------ Sayfa alıntısı ------
14 Şubat 2012 Salı

POLITIK - Almanya’da 1932 Seçimleri...


Tam yerine gelmiş manzara koymuş.
Cuk diye oturmuş.

Almanya'da 1932  Seçimleri...

Prof.Dr.Vural ÜLKÜ

Mersin  Üniversitesi

İ

ki numaralı Nazi lideri Göring, savaş  suçlusu olarak yargılanacağını anlayınca şöyle der: "Biz, halka gerçeği söylemiştik.
Sadece iktidara gelene kadar demokratik yollara  başvuracaktık..."

Bundan 70 yıl önce, 1932 yılında Almanya'da  iki seçim yapıldı, hem de 31 Temmuz'da ve 6 Kasım'da olmak üzere,  yaklaşık üç ay arayla.
Aslında daha 14 Eylül 1930'da da halk  sandığa çağrılmış ve yeni "Reichstag" (parlamento) seçilmişti, fakat seçimler çözüm getirmemişti.
Ülke bunalımlar içindeydi.
Versailles  Barış Antlaşması'nın, kanlı bir iç savaşın, tarihte eşi görülmemiş  bir enflasyonun sarsıntıları daha geçmeden, 1929 büyük bunalımı (krizi)  ekonomiyi vurmuş, orta sınıf erimiş, işsiz sayısı milyonu bulmuştu.

Siyasal partiler sorunlara çözüm  bulamıyor, sadece birbirleriyle boğuşuyordu.
------
# Görev tanımı
Almanya'daki 1932 seçimlerini anlatan yukarıdaki yazıyı kaldığı yerden sürdürün. Ardından gelen malzeme, yukarıdaki yazıdan ayrı bir kaynaktır.
------ Sağlanan malzeme ------
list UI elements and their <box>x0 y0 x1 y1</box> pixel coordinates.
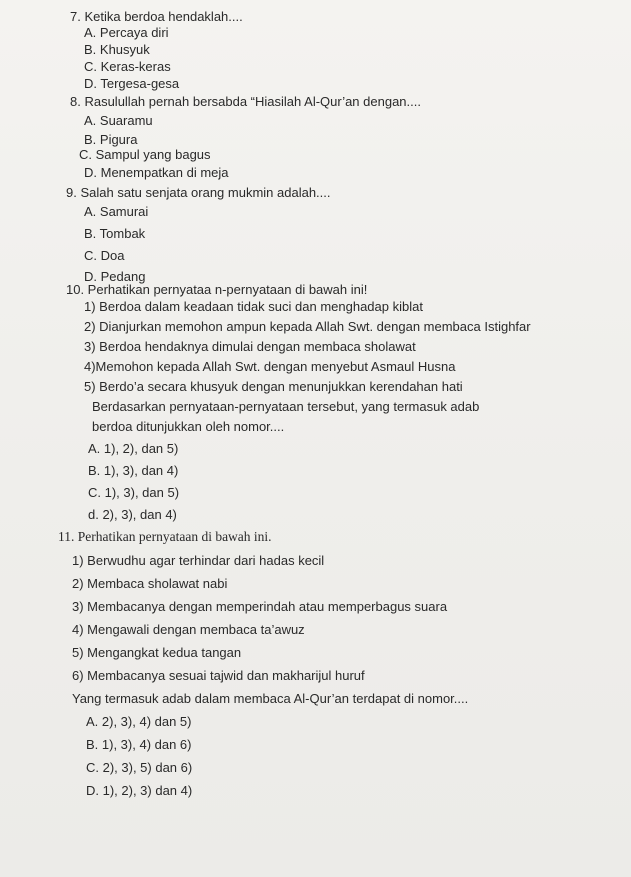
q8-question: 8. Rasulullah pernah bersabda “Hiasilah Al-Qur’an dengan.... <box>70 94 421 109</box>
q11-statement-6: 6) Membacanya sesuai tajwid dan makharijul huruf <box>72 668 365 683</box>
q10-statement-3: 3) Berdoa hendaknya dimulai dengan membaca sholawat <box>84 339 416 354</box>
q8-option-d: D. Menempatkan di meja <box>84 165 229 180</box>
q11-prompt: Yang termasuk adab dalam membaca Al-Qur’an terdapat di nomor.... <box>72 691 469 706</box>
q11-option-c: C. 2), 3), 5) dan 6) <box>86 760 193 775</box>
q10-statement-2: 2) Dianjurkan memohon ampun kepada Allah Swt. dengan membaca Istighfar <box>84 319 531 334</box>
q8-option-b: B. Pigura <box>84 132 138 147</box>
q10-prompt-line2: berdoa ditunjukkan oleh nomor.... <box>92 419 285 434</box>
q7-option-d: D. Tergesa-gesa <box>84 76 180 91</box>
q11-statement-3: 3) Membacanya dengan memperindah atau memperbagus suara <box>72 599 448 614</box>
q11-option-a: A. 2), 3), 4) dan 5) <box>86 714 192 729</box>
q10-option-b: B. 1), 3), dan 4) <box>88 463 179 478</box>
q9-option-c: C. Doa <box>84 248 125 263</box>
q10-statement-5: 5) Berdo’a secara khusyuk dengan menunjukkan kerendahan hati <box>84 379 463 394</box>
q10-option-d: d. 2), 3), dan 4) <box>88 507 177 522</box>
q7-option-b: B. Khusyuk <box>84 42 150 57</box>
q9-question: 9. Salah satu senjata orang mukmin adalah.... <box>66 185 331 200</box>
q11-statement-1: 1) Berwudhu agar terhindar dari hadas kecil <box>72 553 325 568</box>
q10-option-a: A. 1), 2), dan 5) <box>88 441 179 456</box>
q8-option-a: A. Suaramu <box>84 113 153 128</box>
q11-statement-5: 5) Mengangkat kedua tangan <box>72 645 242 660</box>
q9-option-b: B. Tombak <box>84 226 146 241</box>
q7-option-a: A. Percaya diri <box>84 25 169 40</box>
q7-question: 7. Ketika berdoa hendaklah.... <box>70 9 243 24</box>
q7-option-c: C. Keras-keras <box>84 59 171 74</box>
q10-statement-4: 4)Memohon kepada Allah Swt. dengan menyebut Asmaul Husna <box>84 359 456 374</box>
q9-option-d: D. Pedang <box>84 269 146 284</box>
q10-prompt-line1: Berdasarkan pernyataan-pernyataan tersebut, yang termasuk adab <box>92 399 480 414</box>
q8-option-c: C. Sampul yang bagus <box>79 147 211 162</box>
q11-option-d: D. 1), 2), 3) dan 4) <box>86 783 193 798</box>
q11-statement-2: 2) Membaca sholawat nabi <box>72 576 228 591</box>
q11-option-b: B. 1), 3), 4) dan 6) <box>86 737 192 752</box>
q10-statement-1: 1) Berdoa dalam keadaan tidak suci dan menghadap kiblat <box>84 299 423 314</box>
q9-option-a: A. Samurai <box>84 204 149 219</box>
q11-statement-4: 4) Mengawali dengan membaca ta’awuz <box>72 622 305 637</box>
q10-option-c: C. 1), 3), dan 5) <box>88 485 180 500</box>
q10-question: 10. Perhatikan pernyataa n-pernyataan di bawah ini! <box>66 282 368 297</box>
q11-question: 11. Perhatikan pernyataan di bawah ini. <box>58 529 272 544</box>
------
------ Sağlanan malzeme ------
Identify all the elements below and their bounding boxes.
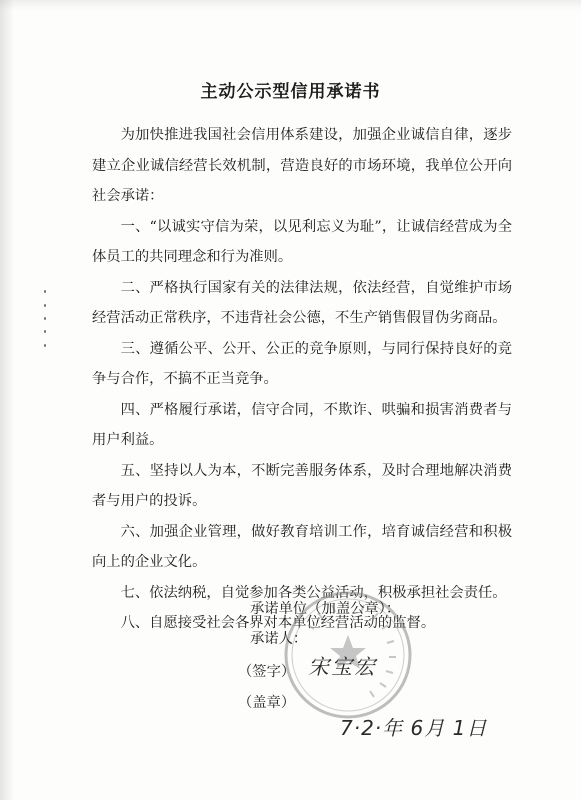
------
------ Sağlanan malzeme ------
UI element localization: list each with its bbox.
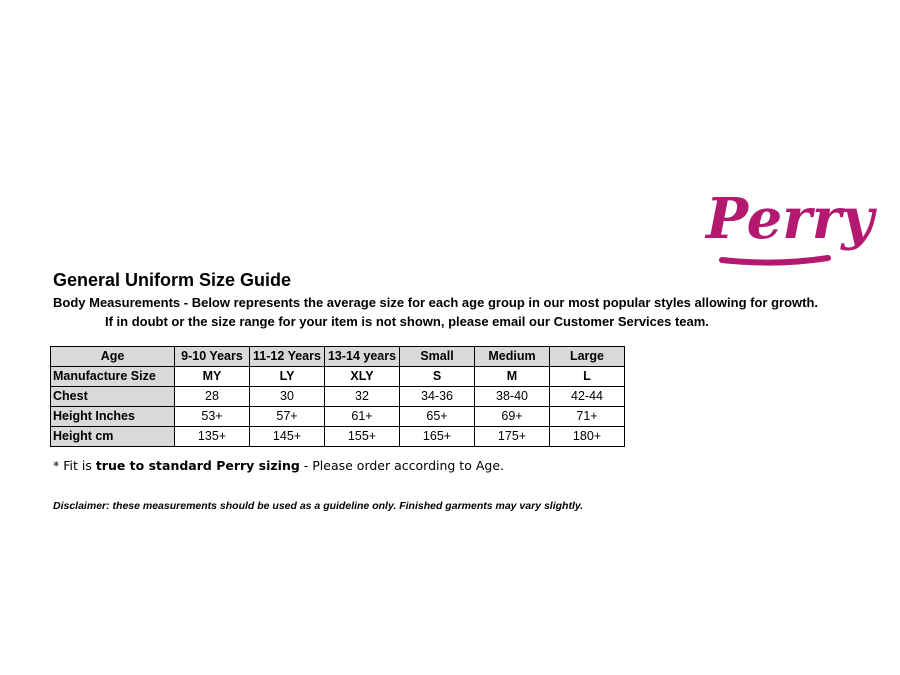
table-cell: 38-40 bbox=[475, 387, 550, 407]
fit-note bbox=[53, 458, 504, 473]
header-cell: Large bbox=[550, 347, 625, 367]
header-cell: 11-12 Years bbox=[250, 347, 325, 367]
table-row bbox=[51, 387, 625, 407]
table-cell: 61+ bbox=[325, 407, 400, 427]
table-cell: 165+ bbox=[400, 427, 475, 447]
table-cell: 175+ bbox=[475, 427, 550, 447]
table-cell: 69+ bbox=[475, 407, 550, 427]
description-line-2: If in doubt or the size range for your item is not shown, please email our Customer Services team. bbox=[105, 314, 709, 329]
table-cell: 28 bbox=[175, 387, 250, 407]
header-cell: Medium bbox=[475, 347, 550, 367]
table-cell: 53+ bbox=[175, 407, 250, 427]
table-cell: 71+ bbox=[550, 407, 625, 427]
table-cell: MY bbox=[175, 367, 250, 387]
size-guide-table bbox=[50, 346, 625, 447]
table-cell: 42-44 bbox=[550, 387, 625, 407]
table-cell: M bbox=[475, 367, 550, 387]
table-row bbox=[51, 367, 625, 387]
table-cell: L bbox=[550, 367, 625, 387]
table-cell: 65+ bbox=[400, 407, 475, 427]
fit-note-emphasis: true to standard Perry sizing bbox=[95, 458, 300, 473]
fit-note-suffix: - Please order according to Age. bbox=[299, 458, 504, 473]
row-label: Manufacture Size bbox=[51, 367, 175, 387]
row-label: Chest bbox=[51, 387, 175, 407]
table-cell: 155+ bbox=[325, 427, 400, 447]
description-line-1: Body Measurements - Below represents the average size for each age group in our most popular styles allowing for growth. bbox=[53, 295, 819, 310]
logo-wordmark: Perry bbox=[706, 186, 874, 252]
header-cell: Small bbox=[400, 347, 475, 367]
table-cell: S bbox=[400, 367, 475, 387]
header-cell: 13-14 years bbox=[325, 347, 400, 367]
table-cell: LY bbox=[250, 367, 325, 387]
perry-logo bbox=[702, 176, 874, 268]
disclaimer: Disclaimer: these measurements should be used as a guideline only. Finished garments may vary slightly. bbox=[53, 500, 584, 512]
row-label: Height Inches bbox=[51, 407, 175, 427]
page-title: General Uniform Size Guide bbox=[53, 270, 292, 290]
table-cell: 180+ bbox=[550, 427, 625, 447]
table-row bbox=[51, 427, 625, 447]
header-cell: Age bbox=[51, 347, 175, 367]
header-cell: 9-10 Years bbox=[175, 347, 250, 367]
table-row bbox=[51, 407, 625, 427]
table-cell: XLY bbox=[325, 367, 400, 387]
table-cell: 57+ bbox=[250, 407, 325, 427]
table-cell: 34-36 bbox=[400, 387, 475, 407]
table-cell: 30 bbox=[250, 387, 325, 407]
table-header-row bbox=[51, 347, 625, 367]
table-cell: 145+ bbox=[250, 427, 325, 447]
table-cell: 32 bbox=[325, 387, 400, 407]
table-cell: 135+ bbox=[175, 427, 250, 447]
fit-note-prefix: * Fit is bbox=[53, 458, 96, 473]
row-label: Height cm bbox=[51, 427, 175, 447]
------
# Göreve yanıt
Halkta partilere ve  siyasetçilere karşı tam bir güvensizlik, hatta nefret egemendi.
Dış politikada, bütün ülkelerin Almanya'ya komplo kurduğu, ülkeyi  parçalamak istediği inancının yaygınlaşması, en aşırı milliyetçi (şoven) duyguları harekete geçirirken sanat ve kültür dünyası ile ilgili  haberler, basının bir bölümünce "sefahat,  çıplaklık, ahlaksızlık, azgınlık" olarak işleniyor, işsiz ve  yoksul kesimlerle tutucular kışkırtılıyordu.

1920'lerin başında  adını duyuran, önce kimsenin önemsemediği bir parti, "Nasyonal Sosyalist  Alman İşçi Partisi", bu ortamdan en çok kazanç sağlayan  partiydi; Naziler kitle psikolojisinden çok iyi yararlanıyor ve çok iyi örgütleniyordu.
Gerçi 9 Kasım 1923'te Münih'te, bu  partinin lideri Adolf Hitler "adında birisi" bir darbe  girişiminde bulunmuştu, ama girişim polisin el koyması, bir iki el ateş  ve birkaç kişinin vurulması ile hemen sona ermiş, darbeciler sağcı  ve vatansever olduklarından, iş örtbas edilmişti.
Adını bu olayla duyuran  Adolf Hitler, birkaç ay bir kalede kalmaya mahkûm edilmiş, o da bu  dinlenme zamanını "Mein Kampf" ("Kavgam") adlı, o sırada kimsenin  okumadığı bir "eser" yazarak değerlendirmişti.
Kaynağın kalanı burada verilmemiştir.